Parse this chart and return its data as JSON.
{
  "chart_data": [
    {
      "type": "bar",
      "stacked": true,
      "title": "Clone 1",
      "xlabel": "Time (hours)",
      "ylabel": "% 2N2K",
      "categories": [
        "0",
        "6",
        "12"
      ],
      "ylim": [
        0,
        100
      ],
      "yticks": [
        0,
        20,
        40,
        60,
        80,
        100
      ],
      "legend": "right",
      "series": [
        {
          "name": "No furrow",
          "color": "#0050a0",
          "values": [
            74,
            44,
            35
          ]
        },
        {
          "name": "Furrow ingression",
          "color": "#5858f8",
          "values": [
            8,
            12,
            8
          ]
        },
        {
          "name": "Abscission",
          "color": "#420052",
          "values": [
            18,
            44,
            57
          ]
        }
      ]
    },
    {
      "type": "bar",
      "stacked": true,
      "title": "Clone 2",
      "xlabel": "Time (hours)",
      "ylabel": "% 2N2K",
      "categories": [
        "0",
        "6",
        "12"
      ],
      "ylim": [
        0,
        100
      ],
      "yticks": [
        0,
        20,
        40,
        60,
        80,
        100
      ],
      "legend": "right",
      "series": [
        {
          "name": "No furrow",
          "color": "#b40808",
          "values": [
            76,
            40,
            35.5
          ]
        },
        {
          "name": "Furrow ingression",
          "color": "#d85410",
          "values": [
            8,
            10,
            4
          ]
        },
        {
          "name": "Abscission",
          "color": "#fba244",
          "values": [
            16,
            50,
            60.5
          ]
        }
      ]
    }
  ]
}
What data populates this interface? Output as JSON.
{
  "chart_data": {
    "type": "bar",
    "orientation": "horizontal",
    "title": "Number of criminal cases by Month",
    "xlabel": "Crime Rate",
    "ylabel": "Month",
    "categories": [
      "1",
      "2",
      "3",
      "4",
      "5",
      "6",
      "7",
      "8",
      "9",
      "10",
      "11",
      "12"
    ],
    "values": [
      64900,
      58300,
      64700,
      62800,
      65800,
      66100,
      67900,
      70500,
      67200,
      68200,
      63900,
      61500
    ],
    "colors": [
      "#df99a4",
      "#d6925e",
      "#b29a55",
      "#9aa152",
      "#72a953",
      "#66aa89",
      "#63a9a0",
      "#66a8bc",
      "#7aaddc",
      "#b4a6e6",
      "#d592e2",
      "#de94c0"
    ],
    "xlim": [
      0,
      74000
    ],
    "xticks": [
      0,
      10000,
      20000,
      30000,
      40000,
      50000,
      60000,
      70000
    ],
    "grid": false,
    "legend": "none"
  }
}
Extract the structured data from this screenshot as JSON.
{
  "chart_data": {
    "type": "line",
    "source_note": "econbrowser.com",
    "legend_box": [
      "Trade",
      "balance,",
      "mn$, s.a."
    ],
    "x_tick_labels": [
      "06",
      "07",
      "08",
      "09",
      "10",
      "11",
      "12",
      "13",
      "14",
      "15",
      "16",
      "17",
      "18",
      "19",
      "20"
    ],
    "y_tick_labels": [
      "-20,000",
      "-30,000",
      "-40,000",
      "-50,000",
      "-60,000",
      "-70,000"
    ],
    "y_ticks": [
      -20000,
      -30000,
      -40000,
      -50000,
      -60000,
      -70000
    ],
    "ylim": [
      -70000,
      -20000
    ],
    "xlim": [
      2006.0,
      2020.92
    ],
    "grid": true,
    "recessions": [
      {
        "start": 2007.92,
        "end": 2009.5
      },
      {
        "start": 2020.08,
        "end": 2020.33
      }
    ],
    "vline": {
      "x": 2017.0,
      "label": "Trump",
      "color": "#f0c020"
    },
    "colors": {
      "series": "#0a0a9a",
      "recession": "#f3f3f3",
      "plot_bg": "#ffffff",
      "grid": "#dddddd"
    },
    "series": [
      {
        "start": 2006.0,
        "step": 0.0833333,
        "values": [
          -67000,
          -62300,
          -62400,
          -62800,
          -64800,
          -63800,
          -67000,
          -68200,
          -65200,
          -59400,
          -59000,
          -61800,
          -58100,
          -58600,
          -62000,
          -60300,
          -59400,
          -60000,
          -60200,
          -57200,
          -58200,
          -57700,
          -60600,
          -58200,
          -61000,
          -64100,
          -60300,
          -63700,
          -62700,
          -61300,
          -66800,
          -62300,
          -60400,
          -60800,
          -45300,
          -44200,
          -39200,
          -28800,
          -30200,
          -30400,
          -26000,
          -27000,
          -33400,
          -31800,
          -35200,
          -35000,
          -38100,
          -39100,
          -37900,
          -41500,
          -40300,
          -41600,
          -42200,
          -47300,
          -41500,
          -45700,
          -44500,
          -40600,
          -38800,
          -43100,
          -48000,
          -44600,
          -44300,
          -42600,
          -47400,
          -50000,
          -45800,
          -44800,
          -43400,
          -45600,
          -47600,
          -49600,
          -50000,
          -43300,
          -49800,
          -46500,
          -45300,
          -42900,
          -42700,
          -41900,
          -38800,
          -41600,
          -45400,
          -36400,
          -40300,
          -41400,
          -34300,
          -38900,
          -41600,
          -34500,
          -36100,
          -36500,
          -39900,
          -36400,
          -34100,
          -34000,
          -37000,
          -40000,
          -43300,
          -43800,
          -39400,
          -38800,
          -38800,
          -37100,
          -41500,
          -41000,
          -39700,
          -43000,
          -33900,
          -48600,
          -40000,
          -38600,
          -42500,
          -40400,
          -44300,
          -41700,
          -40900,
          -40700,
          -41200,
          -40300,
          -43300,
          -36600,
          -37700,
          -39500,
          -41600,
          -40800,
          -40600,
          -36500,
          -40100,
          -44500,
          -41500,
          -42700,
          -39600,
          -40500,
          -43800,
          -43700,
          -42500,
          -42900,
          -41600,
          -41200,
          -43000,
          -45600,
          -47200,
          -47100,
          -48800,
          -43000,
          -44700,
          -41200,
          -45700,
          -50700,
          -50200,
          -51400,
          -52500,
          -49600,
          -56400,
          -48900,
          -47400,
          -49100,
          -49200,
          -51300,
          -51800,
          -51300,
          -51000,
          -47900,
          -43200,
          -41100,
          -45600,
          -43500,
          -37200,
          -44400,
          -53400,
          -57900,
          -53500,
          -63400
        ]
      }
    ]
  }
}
========================
> **Task to complete**: Find the lines that include the string "title", then copy each of them.

> **Exercise result**:
      "title": "Clone 1",
      "title": "Clone 2",
    "title": "Number of criminal cases by Month",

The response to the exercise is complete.